Data entries
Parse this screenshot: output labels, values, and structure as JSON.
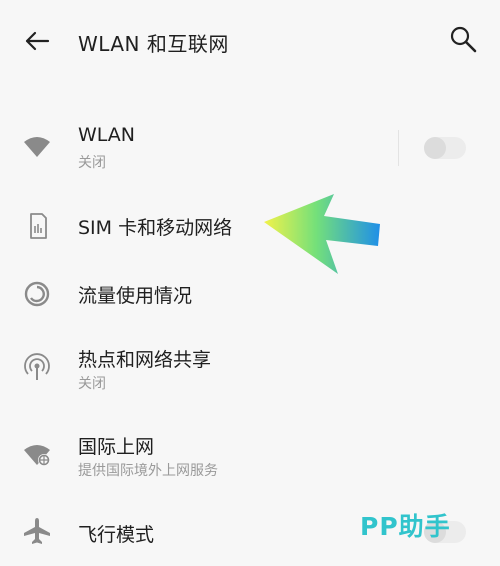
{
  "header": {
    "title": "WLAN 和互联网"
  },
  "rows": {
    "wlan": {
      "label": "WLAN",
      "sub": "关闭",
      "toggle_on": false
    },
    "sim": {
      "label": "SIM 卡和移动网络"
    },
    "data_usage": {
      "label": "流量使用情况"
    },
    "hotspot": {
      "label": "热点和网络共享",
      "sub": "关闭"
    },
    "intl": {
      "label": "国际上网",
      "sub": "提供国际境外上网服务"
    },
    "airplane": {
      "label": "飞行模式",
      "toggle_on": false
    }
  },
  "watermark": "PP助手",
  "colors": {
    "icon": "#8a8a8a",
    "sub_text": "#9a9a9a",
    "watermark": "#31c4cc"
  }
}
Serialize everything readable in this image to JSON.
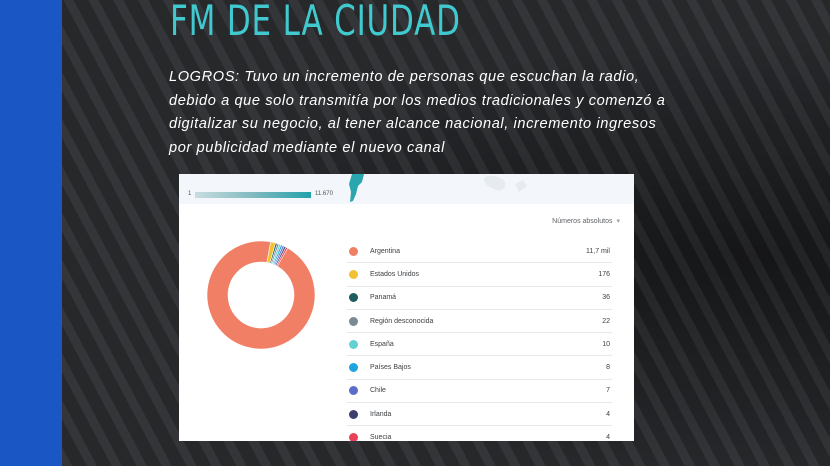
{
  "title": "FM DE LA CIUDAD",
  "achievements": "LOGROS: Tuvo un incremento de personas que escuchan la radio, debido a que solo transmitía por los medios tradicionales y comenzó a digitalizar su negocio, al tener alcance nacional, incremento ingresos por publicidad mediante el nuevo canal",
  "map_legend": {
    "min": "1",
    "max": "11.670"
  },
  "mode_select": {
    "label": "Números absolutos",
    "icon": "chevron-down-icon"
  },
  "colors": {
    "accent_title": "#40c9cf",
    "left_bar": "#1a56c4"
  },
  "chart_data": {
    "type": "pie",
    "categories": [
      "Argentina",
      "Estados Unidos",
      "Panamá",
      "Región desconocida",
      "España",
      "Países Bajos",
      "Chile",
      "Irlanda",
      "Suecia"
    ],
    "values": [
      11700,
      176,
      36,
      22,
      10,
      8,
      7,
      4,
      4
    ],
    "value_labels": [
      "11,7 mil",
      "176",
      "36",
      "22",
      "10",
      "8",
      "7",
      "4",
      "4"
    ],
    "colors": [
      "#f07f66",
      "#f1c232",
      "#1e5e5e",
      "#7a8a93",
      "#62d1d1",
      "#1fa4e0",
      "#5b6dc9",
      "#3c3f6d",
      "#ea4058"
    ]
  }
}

* * *

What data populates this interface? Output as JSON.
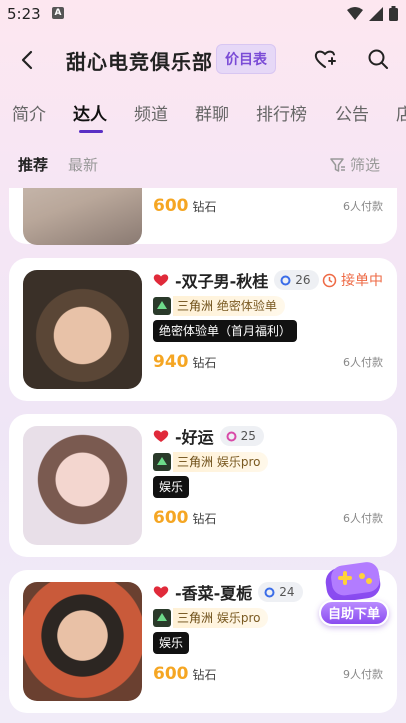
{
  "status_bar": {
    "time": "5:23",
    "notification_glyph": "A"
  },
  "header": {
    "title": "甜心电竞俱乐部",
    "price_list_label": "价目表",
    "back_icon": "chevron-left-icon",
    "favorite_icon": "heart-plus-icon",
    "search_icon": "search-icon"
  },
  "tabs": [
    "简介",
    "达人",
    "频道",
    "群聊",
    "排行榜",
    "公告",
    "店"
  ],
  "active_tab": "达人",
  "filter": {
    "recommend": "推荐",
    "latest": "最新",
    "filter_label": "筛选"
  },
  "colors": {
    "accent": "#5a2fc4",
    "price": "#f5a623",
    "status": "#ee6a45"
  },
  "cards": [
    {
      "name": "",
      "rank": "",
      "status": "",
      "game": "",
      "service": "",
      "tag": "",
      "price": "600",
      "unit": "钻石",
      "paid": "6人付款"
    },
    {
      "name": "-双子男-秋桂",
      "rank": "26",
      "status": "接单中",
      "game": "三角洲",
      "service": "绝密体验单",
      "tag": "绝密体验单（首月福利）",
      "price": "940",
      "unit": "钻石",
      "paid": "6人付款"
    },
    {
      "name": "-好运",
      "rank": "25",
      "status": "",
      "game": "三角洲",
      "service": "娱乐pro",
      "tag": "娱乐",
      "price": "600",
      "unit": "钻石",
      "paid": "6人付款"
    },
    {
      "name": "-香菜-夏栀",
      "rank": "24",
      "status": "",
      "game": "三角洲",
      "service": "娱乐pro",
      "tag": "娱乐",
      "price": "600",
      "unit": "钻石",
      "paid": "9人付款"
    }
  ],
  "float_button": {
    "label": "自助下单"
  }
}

[Request]: Return only the number of lines in the entries that contain the string "chevron".

[Result]: 2